**PROBLEM TO WORK ON**. From the entries below, pull out each line where "name" appears.

════

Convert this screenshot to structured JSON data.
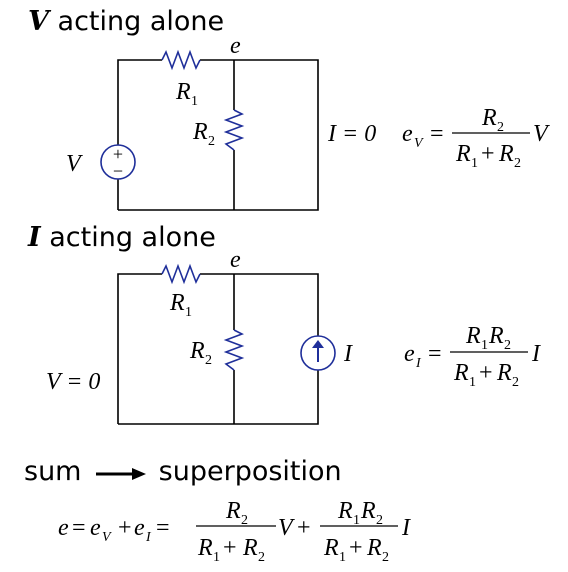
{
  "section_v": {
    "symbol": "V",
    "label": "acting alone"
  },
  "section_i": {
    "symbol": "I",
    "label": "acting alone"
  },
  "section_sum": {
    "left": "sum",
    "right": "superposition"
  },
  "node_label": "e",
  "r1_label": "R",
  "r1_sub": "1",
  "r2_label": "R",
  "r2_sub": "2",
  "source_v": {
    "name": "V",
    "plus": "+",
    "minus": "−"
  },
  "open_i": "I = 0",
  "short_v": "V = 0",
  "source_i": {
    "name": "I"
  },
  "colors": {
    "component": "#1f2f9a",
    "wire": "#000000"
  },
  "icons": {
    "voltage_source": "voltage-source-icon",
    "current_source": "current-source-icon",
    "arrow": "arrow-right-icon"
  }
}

════

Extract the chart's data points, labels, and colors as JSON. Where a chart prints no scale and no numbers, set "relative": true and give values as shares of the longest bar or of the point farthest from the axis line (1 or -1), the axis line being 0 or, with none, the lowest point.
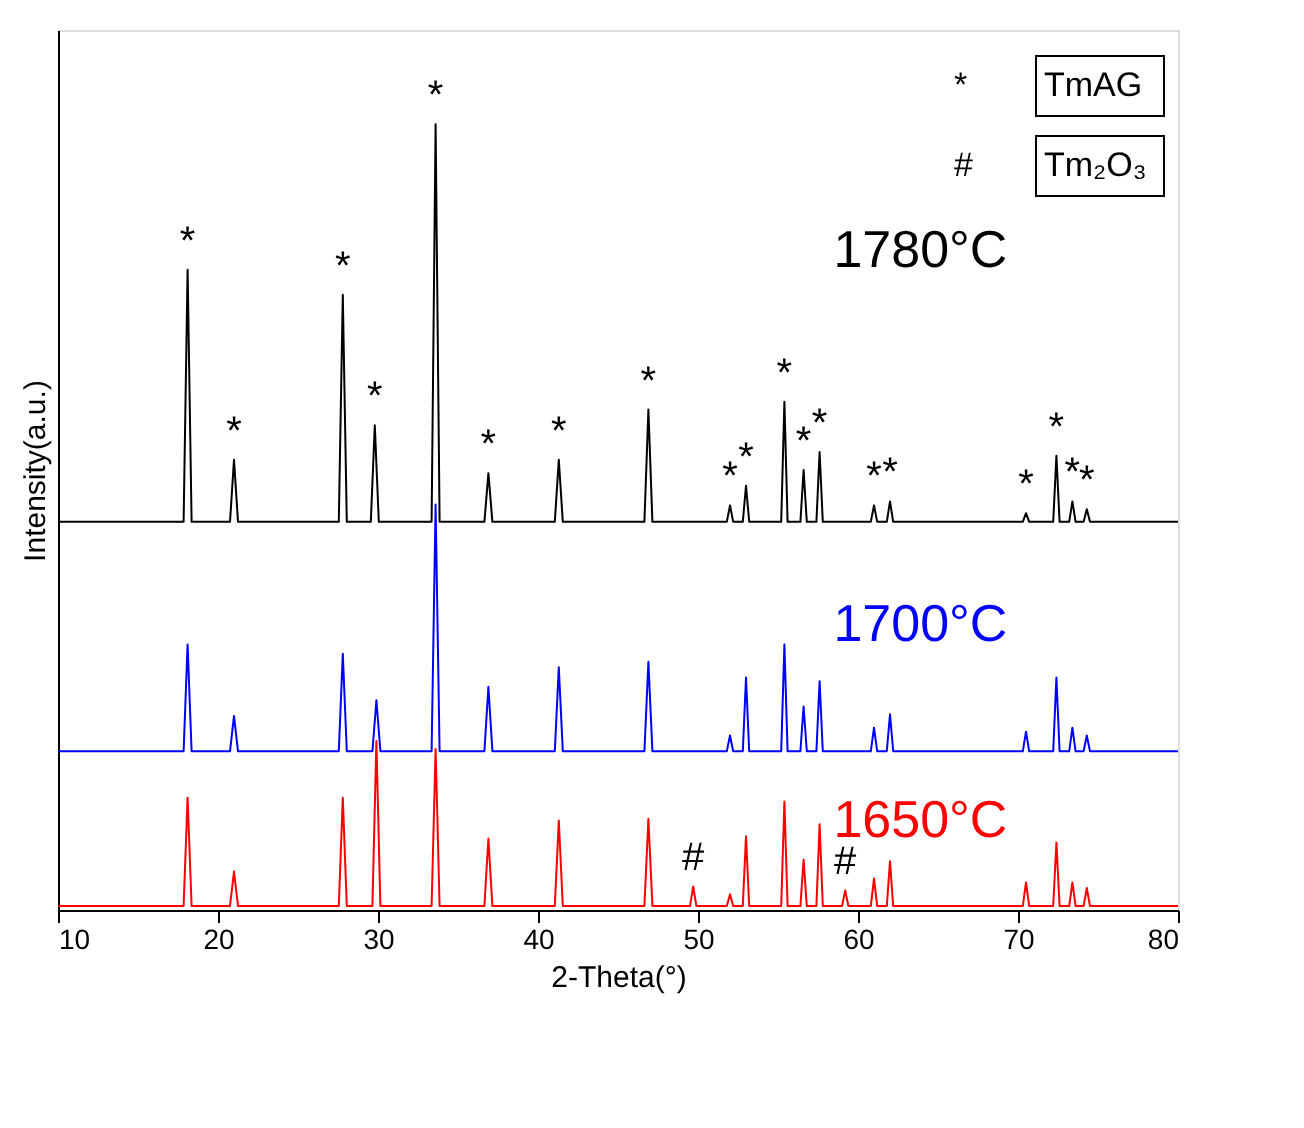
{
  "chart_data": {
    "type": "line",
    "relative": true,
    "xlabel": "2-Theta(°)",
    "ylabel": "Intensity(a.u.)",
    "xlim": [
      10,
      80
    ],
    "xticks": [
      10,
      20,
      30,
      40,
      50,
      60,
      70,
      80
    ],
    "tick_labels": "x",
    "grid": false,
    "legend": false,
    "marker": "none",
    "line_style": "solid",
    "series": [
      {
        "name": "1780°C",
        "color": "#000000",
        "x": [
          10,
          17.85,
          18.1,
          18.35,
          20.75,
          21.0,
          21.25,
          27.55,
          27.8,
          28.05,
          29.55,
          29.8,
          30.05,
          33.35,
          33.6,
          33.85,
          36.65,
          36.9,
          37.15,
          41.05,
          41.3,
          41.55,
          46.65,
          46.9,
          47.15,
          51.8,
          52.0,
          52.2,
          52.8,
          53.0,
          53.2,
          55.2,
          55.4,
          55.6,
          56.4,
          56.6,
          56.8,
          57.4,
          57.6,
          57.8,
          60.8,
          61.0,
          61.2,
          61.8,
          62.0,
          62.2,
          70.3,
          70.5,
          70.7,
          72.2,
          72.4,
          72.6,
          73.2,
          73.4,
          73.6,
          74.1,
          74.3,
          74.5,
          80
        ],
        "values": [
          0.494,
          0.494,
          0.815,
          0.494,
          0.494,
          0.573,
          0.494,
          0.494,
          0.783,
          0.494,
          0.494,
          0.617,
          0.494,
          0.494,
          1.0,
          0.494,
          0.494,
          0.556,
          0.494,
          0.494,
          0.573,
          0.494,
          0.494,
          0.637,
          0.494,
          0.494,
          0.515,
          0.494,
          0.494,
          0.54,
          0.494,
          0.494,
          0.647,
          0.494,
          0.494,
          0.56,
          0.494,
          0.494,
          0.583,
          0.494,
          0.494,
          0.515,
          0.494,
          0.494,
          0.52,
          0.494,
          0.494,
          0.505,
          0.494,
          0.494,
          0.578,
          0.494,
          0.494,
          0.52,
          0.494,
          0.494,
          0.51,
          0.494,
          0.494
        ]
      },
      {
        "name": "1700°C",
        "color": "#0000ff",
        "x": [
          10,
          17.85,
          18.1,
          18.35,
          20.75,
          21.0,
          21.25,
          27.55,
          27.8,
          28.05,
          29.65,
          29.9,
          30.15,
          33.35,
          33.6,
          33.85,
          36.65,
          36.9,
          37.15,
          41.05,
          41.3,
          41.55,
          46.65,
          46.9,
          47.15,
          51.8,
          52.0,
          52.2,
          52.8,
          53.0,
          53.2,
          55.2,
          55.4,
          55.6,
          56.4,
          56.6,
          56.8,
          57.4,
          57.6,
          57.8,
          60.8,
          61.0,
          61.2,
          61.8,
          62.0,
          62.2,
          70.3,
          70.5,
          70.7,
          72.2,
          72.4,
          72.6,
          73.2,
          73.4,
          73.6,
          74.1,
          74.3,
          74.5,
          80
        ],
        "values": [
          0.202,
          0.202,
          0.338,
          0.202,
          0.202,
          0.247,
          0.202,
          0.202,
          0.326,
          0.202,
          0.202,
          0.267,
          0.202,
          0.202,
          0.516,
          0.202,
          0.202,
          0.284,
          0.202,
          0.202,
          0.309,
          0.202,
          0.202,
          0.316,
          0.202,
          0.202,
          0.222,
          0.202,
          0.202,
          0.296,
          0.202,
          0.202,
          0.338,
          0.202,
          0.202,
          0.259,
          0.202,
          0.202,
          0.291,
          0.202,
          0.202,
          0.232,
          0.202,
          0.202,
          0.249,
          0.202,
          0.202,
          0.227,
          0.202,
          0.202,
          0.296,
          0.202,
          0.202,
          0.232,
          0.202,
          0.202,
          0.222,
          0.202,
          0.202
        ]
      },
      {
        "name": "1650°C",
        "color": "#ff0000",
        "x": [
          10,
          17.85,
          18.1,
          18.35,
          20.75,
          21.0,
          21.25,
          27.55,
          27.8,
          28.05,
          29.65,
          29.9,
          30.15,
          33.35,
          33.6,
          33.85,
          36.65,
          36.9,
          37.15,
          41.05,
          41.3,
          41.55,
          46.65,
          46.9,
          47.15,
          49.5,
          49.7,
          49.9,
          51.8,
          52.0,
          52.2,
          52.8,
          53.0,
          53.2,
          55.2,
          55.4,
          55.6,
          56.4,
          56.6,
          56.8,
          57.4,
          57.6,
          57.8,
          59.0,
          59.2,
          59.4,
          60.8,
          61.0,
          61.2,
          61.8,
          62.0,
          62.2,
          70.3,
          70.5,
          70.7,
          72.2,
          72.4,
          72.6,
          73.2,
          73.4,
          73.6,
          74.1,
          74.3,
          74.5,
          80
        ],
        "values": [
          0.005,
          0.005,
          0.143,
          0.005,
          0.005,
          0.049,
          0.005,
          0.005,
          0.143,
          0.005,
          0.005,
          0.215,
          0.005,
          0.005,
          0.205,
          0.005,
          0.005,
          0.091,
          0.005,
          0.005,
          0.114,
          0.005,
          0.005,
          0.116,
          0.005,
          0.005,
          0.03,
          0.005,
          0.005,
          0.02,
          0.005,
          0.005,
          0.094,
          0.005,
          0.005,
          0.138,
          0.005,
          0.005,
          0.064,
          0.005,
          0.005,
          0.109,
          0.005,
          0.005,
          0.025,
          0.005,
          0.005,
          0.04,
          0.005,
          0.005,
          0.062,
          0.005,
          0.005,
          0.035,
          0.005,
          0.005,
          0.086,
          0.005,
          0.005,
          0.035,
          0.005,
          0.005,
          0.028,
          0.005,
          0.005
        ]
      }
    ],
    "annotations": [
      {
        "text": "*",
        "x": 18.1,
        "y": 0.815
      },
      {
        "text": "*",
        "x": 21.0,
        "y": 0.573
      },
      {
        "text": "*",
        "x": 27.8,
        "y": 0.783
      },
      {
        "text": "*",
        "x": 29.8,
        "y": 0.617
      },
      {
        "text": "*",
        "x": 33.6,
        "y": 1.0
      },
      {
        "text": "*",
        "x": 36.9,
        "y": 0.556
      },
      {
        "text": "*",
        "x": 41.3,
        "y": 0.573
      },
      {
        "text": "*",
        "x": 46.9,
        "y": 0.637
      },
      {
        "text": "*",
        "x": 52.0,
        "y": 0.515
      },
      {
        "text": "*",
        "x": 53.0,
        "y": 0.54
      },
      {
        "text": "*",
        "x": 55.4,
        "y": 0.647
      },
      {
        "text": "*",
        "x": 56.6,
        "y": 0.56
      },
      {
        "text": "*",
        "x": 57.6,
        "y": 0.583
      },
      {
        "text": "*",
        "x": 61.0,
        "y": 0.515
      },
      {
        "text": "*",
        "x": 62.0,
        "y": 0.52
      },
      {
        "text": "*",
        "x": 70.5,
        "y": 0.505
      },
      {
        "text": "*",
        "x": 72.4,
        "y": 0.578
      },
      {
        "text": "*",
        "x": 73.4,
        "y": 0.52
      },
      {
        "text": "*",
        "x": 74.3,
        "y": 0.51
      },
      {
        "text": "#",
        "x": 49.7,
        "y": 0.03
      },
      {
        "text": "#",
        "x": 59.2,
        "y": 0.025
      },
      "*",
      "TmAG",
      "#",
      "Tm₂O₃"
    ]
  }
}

════

**ANSWER TO THIS PROBLEM**.
    "name": "V",
    "name": "I"
        "name": "1780°C",
        "name": "1700°C",
        "name": "1650°C",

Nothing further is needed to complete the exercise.